### WHAT THE TASK REQUIRES
In the entries below, count the lines holding "alla". Reply with the number only.

### EXERCISE MATERIAL
>>>>

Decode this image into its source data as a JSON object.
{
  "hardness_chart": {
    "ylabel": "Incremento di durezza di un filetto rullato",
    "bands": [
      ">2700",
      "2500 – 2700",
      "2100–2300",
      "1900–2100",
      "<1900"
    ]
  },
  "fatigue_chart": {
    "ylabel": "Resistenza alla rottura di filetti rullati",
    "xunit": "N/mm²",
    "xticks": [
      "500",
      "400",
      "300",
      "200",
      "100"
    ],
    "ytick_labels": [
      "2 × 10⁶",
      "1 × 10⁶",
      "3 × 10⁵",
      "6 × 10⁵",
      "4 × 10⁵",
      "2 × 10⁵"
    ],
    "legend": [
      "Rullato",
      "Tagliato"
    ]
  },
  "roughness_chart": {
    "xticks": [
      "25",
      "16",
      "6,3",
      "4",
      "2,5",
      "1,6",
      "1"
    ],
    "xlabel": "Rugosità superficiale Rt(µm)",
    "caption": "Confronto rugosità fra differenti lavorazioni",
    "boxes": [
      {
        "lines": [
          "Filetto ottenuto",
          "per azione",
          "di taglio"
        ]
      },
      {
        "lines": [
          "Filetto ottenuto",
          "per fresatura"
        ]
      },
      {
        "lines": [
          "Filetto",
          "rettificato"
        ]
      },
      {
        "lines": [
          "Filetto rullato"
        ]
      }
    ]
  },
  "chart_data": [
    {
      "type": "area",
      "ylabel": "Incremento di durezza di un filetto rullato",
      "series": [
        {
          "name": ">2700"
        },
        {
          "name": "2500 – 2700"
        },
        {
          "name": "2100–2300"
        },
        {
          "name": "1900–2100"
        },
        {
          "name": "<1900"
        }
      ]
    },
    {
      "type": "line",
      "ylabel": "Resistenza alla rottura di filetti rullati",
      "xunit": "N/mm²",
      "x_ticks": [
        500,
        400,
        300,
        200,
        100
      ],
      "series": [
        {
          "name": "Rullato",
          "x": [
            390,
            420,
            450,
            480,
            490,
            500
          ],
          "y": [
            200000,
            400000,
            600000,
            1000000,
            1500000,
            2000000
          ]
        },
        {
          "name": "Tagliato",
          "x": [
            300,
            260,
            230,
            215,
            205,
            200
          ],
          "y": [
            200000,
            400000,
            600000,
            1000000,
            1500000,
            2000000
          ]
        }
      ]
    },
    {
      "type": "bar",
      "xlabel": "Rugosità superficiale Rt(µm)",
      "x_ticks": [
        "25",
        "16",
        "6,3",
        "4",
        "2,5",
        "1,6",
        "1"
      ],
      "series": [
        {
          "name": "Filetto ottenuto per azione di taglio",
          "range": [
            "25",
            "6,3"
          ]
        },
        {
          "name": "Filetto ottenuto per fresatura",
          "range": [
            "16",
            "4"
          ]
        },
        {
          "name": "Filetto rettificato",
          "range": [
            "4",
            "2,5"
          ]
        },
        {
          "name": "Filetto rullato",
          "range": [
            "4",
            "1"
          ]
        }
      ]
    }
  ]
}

<<<<
>>>>

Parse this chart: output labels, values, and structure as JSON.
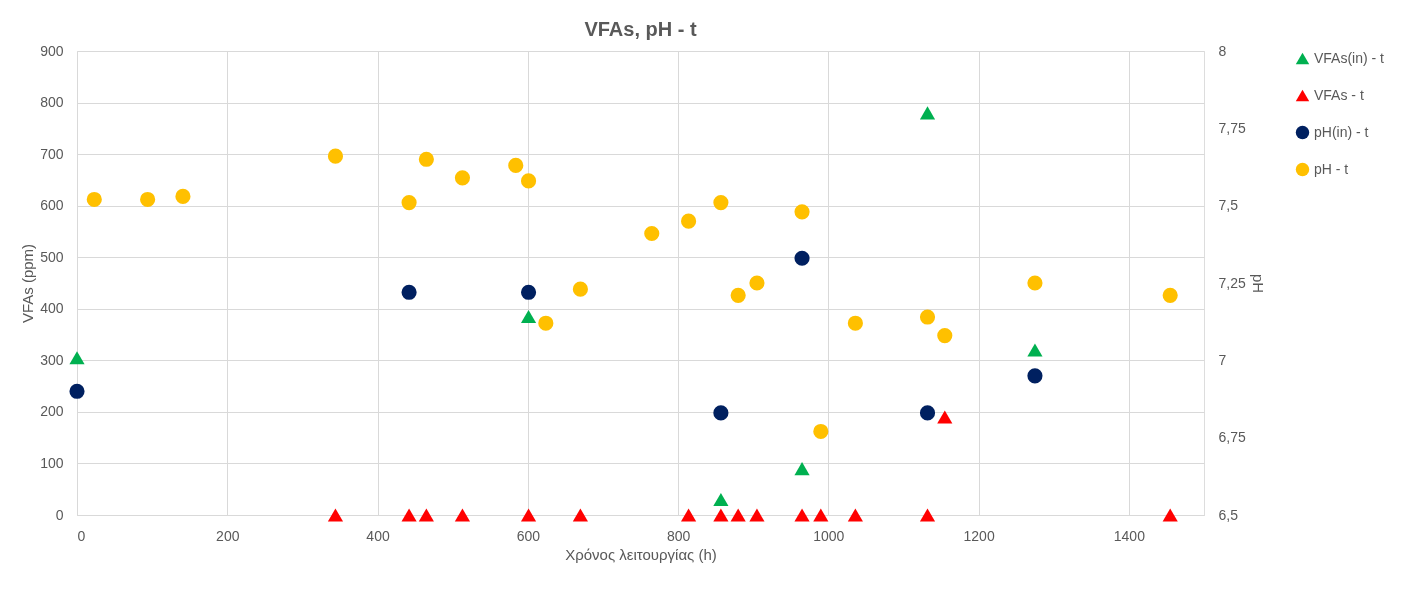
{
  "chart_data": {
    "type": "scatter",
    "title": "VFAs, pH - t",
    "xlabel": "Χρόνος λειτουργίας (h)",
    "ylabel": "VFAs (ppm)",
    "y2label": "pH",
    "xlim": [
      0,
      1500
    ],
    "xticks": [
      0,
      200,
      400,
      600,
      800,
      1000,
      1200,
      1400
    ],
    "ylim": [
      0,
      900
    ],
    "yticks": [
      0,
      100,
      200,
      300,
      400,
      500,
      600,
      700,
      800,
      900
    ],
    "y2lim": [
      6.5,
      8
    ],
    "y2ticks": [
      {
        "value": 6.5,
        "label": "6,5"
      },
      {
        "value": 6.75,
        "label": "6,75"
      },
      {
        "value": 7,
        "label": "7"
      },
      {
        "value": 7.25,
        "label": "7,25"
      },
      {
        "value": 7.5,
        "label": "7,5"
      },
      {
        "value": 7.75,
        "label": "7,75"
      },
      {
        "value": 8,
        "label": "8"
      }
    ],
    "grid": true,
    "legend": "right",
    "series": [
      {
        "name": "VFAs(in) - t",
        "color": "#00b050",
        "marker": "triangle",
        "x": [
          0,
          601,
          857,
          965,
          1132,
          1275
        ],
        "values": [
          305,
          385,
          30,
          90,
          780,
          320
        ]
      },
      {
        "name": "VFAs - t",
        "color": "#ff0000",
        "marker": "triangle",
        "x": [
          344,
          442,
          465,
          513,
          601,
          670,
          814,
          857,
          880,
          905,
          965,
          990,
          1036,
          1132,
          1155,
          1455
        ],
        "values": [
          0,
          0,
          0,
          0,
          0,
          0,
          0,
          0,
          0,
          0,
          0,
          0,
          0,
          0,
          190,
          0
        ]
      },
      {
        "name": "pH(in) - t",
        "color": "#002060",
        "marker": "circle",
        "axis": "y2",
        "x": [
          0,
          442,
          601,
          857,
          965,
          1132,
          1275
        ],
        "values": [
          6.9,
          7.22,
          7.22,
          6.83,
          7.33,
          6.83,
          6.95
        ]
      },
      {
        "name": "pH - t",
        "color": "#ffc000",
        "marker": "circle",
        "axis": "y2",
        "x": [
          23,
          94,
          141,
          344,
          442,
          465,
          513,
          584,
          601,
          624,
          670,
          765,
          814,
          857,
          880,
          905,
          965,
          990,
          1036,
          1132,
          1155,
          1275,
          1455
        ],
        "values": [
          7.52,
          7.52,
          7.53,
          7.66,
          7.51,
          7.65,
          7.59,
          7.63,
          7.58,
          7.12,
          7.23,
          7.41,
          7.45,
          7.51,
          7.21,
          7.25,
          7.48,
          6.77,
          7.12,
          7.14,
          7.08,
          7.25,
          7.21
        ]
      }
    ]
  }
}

<<<<

### FINAL ANSWER
2